Items listed in a dataset

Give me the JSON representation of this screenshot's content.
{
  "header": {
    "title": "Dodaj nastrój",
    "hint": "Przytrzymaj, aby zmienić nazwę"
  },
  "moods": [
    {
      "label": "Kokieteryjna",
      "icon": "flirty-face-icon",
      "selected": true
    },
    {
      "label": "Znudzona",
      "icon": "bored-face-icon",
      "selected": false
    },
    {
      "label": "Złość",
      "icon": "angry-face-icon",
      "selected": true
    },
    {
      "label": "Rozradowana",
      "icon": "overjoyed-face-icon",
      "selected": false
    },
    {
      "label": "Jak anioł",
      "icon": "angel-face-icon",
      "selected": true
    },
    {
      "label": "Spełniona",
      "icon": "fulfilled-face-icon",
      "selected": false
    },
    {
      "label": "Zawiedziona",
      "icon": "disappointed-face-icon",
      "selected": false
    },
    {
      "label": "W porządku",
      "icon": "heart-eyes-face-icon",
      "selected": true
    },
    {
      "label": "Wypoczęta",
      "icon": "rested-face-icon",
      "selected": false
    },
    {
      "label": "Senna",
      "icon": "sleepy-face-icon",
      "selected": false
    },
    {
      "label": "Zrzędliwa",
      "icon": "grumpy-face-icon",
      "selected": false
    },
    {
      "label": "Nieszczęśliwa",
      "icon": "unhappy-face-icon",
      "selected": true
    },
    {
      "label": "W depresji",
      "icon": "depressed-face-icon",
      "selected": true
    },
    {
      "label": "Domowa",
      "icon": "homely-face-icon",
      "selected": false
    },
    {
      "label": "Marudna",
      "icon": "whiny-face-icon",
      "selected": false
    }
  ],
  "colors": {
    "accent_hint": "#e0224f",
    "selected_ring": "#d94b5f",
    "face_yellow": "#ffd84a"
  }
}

### Challenge:
Working from the material above, retype it in its entirety without change.

### Task output:
Give me the JSON representation of this screenshot's content.
{
  "header": {
    "title": "Dodaj nastrój",
    "hint": "Przytrzymaj, aby zmienić nazwę"
  },
  "moods": [
    {
      "label": "Kokieteryjna",
      "icon": "flirty-face-icon",
      "selected": true
    },
    {
      "label": "Znudzona",
      "icon": "bored-face-icon",
      "selected": false
    },
    {
      "label": "Złość",
      "icon": "angry-face-icon",
      "selected": true
    },
    {
      "label": "Rozradowana",
      "icon": "overjoyed-face-icon",
      "selected": false
    },
    {
      "label": "Jak anioł",
      "icon": "angel-face-icon",
      "selected": true
    },
    {
      "label": "Spełniona",
      "icon": "fulfilled-face-icon",
      "selected": false
    },
    {
      "label": "Zawiedziona",
      "icon": "disappointed-face-icon",
      "selected": false
    },
    {
      "label": "W porządku",
      "icon": "heart-eyes-face-icon",
      "selected": true
    },
    {
      "label": "Wypoczęta",
      "icon": "rested-face-icon",
      "selected": false
    },
    {
      "label": "Senna",
      "icon": "sleepy-face-icon",
      "selected": false
    },
    {
      "label": "Zrzędliwa",
      "icon": "grumpy-face-icon",
      "selected": false
    },
    {
      "label": "Nieszczęśliwa",
      "icon": "unhappy-face-icon",
      "selected": true
    },
    {
      "label": "W depresji",
      "icon": "depressed-face-icon",
      "selected": true
    },
    {
      "label": "Domowa",
      "icon": "homely-face-icon",
      "selected": false
    },
    {
      "label": "Marudna",
      "icon": "whiny-face-icon",
      "selected": false
    }
  ],
  "colors": {
    "accent_hint": "#e0224f",
    "selected_ring": "#d94b5f",
    "face_yellow": "#ffd84a"
  }
}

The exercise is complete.